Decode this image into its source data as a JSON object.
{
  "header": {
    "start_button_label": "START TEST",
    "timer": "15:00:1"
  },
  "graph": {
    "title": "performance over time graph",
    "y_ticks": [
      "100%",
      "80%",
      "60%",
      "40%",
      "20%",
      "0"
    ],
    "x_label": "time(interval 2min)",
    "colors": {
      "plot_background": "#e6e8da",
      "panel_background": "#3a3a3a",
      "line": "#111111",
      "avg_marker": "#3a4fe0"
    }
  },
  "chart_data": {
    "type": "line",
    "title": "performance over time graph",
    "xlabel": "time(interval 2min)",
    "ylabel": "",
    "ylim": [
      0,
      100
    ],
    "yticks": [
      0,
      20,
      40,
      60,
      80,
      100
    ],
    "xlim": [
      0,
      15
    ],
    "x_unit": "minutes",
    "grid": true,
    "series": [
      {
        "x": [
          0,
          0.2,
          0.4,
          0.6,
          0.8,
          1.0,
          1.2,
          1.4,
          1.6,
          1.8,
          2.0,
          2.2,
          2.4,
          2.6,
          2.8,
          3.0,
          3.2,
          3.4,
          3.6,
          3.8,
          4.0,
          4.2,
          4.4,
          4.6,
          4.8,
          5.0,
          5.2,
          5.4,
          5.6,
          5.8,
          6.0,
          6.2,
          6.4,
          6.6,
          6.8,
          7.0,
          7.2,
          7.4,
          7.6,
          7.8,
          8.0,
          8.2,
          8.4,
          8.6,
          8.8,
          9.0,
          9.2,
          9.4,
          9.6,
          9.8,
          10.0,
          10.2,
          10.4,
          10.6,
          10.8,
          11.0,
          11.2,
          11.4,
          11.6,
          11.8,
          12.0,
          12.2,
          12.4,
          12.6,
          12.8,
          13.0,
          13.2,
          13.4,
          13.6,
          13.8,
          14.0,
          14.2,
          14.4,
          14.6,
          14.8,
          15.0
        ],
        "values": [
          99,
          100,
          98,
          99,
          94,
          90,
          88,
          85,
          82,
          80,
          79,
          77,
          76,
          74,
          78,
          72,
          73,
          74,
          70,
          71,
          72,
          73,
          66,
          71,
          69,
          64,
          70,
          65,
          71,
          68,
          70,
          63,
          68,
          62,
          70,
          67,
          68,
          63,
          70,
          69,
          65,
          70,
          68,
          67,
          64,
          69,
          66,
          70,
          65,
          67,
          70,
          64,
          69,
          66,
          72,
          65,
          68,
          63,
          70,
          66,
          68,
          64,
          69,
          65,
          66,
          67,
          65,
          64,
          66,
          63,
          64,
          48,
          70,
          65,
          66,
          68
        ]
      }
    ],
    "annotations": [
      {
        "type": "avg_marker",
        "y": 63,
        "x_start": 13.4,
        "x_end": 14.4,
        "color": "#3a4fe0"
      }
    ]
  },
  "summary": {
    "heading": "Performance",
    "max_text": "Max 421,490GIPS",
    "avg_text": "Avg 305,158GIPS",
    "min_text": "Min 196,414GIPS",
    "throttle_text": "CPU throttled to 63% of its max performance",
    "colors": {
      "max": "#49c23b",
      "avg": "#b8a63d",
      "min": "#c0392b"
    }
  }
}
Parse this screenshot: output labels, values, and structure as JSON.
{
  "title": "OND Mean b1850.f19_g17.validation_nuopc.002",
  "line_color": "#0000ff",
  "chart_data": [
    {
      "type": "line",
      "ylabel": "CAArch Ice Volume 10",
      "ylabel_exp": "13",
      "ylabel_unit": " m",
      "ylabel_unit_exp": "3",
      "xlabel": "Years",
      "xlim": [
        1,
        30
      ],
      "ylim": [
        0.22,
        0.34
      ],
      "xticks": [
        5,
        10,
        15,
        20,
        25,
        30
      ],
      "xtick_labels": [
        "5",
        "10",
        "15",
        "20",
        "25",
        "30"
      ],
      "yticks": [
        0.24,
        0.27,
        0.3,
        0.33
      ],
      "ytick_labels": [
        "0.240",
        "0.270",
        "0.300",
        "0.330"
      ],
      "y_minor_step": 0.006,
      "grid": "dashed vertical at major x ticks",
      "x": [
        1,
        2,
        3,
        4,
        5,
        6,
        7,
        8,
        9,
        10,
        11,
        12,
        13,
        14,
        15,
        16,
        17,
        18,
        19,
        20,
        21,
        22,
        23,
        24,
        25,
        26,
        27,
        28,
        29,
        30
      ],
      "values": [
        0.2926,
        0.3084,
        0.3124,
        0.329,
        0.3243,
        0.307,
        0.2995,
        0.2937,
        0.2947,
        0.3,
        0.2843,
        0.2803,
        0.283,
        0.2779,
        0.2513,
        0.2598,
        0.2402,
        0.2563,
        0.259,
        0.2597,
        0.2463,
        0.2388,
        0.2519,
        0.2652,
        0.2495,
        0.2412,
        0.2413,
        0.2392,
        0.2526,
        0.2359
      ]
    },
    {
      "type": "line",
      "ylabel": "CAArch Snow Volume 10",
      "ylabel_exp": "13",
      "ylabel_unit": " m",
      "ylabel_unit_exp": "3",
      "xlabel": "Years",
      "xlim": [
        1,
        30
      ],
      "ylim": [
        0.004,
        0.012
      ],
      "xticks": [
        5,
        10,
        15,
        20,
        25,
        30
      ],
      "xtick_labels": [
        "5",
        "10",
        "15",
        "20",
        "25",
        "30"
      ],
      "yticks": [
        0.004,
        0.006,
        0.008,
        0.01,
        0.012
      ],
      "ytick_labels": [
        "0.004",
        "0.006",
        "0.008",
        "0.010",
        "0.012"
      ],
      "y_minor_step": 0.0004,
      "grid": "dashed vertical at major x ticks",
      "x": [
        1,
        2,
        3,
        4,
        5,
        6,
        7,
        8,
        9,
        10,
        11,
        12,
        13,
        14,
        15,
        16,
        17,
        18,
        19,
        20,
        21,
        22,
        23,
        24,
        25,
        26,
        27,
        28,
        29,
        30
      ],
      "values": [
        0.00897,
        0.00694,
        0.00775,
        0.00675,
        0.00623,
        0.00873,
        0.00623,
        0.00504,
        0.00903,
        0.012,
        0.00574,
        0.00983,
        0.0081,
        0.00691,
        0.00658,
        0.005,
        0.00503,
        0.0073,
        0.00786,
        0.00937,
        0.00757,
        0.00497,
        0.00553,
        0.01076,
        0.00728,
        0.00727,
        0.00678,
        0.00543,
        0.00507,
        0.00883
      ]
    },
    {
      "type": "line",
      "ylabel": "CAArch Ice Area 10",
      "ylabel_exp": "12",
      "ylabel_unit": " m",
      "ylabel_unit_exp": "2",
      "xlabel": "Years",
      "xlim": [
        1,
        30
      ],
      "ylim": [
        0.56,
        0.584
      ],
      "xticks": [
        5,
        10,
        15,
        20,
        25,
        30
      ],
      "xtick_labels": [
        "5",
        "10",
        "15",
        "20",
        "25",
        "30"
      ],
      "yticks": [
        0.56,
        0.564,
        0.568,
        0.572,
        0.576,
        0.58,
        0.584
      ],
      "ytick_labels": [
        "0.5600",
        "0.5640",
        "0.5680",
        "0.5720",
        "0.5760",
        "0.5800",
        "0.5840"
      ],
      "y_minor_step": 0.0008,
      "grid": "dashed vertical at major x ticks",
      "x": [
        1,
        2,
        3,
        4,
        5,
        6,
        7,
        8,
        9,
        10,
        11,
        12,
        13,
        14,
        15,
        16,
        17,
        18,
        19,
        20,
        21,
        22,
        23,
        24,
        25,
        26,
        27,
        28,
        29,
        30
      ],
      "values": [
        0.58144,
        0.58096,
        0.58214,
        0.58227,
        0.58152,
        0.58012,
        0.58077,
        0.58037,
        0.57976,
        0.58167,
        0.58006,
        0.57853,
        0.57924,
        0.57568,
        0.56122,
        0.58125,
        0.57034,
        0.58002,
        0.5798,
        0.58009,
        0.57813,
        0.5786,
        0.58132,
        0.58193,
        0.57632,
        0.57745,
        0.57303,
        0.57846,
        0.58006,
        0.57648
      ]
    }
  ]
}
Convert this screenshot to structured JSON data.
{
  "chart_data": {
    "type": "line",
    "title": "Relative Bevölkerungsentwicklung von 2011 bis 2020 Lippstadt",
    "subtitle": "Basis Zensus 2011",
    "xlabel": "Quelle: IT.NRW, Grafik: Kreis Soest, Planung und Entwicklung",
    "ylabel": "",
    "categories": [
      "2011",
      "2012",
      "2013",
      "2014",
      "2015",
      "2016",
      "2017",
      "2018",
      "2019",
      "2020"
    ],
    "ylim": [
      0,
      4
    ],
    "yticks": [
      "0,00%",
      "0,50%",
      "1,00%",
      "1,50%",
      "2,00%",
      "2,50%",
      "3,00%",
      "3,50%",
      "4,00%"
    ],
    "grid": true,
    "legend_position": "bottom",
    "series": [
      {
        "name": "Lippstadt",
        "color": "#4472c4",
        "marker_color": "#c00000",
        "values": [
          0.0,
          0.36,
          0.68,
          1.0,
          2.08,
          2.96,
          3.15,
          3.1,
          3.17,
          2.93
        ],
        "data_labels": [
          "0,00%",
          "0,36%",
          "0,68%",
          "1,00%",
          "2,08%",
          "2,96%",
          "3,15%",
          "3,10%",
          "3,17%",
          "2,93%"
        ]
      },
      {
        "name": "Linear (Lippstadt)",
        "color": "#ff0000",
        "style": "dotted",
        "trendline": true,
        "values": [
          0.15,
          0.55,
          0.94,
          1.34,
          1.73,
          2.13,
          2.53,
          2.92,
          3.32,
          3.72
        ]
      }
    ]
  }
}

# WHAT IS EXPECTED
Exactly how many lines in the data above contain the word "JSON"? Respond with the number and nothing more.

# CORRECT OUTPUT
3